» **Article**:
========================================

Si, en effet, le condamné se dérobe par la fuite à la peine, le temps pendant lequel il conservera sa liberté ne pourra pas être imputé sur la durée soit de la réclusion, soit de la détention, soit des travaux forcés à temps. Aux termes de l'art. 635 du Code d'instruction criminelle, la prescription de la peine prononcée en matière criminelle est de vingt ans; si le condamné à une peine de vingt ans de travaux forcés s'évade et u'est arrêté que la dix-neuvième année depuis l'irrévocabilité de sa condamnation, il est impossible d'admettre qu'il n'aura qu'une année, plus une partie d'année de peine effective à subir. Si le condamné à dix ans de réclusion se dérobe pendant dix ans à cette peine, il est bien évident qu'il n'est pas libéré, que pendant dix ans encore il peut être arrêté, et que, si son arrestation a lieu avant l'expiration du délai assigné à la prescription, il aura dix ans de réclusion réelle à supporter; s'il en était autrement la prescription serait, non pas toujours de vingt ans en matière criminelle, mais seulement du nombre d'années déterminé pour la peine temporaire; il semble que je ne devrais pas insister sur une vérité aussi saisissante. Cependant j'ai quelque raison pour appeler votre attention sur ce point; la vérité que vous trouvez tous évidente a été méconnue, non pas directement, mais indirectement, dans une question naissant des termes de l'art. 635 du Code d'instruction criminelle, qui

fixe le point de départ de la prescription, et qui la fait courir de la date des arrêts ou jugements.

Une opinion, esclave de la lettre (1), soutient que le condamné, qui a exécuté dix-neuf ans sa peine et qui s'évade la vingtième année, ne peut être arrêté utilement que pendant l'année de l'évasion, parce que, dit-on, la prescription court du jour de la condamnation.-Oui, quand la peine ne se subit pas ; non, quand la peine se subit. Quand la peine a été temporairement subie, ce n'est que du jour où le condamné s'est soustrait à la peine qu'il peut commencer à se libérer par la prescription de la partie de la peine non subie; le délai de vingt ans ne court donc que du jour de l'évasion.

========================================

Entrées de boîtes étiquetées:
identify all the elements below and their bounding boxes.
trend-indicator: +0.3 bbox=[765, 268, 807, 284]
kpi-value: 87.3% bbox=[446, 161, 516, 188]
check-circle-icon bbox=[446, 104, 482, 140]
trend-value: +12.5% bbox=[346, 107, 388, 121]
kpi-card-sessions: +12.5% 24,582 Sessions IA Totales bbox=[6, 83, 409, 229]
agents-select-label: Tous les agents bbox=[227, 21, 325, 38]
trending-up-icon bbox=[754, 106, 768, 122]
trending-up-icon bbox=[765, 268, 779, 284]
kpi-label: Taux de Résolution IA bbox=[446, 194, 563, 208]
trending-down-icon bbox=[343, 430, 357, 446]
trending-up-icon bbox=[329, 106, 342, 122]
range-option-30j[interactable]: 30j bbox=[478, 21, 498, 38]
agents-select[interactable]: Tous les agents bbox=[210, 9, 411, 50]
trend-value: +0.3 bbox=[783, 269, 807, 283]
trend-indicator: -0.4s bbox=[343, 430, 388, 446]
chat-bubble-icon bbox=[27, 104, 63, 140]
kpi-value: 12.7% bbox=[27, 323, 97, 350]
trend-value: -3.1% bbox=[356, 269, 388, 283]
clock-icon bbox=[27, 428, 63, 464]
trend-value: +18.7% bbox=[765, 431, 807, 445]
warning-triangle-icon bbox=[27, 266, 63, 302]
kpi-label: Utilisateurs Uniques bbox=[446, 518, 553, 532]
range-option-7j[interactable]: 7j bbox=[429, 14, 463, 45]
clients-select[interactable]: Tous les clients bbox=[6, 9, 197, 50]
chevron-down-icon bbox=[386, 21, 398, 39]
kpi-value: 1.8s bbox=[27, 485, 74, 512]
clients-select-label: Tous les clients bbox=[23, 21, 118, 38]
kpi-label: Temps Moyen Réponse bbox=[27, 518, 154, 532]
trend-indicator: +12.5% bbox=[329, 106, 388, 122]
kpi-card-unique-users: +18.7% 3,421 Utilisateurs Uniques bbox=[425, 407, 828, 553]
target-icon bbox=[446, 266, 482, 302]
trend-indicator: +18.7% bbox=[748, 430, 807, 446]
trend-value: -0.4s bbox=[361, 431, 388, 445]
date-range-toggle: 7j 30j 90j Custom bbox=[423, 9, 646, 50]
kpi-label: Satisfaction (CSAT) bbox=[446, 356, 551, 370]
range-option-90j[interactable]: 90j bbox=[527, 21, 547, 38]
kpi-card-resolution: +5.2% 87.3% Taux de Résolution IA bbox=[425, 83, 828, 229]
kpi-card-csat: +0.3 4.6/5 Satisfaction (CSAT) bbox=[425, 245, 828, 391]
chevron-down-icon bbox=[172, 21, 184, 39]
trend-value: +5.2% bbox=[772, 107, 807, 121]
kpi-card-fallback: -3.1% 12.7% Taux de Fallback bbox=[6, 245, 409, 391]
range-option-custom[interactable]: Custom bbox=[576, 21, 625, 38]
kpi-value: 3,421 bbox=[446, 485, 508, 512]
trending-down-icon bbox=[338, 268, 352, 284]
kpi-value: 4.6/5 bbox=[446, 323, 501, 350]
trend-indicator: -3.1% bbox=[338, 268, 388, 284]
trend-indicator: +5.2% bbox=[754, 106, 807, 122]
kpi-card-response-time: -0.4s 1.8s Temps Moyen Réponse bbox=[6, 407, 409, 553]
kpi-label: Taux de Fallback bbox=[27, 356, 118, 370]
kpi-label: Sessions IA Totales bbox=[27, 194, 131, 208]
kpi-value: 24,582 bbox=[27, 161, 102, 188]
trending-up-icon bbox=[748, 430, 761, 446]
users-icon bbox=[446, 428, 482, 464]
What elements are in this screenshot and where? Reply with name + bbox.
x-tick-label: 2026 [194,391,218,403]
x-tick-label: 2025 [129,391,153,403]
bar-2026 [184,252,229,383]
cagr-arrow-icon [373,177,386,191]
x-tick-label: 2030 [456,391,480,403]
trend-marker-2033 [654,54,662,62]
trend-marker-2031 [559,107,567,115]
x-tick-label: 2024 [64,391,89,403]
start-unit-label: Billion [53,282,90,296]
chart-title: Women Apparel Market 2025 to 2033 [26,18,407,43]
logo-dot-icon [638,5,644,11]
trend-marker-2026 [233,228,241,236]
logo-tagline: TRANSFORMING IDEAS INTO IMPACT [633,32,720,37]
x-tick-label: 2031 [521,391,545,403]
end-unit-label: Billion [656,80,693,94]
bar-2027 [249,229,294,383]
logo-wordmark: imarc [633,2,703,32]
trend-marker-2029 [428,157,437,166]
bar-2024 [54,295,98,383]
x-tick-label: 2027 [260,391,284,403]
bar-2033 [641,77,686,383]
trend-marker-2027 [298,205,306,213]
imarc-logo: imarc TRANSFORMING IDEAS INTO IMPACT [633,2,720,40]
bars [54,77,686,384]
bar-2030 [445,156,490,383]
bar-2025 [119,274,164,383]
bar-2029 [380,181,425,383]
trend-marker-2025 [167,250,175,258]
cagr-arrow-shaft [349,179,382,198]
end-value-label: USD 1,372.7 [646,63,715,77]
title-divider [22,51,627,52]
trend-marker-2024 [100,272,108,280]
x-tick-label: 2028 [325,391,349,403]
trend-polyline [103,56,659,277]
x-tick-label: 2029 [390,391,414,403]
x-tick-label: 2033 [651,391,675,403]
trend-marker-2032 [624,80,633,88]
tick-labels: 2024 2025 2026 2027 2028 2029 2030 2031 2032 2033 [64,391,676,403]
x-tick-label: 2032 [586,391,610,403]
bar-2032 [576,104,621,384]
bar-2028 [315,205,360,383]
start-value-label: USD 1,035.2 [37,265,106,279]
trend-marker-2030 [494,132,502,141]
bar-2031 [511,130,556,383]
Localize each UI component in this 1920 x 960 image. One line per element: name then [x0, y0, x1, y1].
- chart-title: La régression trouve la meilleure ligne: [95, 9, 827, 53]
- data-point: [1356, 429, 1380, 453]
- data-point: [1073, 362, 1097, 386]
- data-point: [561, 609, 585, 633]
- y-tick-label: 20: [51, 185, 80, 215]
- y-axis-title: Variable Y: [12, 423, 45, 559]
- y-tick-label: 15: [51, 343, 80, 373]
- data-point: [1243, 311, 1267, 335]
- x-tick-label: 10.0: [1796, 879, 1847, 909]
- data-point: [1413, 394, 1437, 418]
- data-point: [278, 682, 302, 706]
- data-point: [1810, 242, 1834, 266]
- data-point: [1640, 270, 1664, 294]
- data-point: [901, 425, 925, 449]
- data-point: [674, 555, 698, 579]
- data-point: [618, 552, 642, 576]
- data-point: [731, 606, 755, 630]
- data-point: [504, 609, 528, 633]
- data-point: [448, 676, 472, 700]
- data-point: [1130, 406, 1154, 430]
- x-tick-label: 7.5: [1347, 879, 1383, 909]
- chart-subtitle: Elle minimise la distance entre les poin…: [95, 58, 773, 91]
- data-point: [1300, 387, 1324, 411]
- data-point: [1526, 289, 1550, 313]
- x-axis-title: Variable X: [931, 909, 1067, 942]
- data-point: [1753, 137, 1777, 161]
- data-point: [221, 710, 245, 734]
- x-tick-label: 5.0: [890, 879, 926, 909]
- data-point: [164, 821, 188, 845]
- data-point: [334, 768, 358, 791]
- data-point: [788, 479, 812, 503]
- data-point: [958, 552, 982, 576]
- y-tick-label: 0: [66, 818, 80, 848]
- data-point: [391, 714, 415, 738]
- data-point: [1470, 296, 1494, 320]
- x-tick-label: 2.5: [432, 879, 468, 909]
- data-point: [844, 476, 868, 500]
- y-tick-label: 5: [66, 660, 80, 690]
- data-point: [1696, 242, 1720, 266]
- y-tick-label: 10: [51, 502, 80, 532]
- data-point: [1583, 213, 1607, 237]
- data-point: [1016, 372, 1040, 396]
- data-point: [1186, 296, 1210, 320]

========================================

» **Consignes**:
[a] Selon le texte sur la prescription des peines, quel est le délai de prescription d'une peine prononcée en matière criminelle d'après l'article 635 du Code d'instruction criminelle ?
[b] Poursuivez le texte sur la prescription des peines à partir de sa dernière phrase.
Ces entrées n'ont aucun rapport avec le texte sur la prescription des peines.

» **Corrigés**:
[a] Vingt ans.

[b]
Je ne discute pas cette question; je la signale parce qu'il y a là deux idées qui sont en corrélation parfaite: Le temps, qui peut compter pour la prescription, ne peut jamais compter pour l'exécution de la peine, et, vice versa, le temps imputable sur l'exécution de la peine ne peut jamais être compté pour la prescription.

Du moment où la peine temporaire ne court que du jour de son irrévocabilité, le pourvoi du condamné, non seulement quand il est rejeté, mais alors même qu'il entraîne la cassation de la condamnation re

(1) Vazeille, t. II, no 456 et 457. Traité des Prescriptions en matière pénale, par Van Hoorebeke, professeur agrégé à l'université de Bruxelles, 1852, p. 267.—Contrà, Cass., 20 juillet 1827 (Sir. 1827-1-532). Legraverand, t. II, p. 776. Boitard, dernière leçon sur le Code d'instruction criminelle.

tarde le point de départ de la durée de la peine. Ce qui est plus grave, c'est que le pourvoi du ministère public a la même conséquence, que le pourvoi soit rejeté ou admis; ainsi un recours mal fondé, non imputable au condamné, prolonge la privation de sa liberté tant que la condamnation est attaquable ou attaquée, elle n'est pas réputée s'exécuter.

La même règle est-elle applicable aux matières correctionnelles ?

Oui et non. Oui, quand la peine ne consiste pas dans un emprisonnement, ou lorsque, consistant dans un emprisonnement, le condamné n'était pas, au moment de la condamnation, en état de détention préventive.

Lorsqu'il s'agit de la peine d'emprisonnement appliquée à un agent en état de détention préventive, il faut faire de nombreuses distinctions.

Le condamné ne forme-t-il pas de recours contre le jugement? C'est le jugement qui est le point de départ de la durée de la peine. Le recours du ministère public n'est pas imputable au condamné, et il ne saurait aggraver sa position.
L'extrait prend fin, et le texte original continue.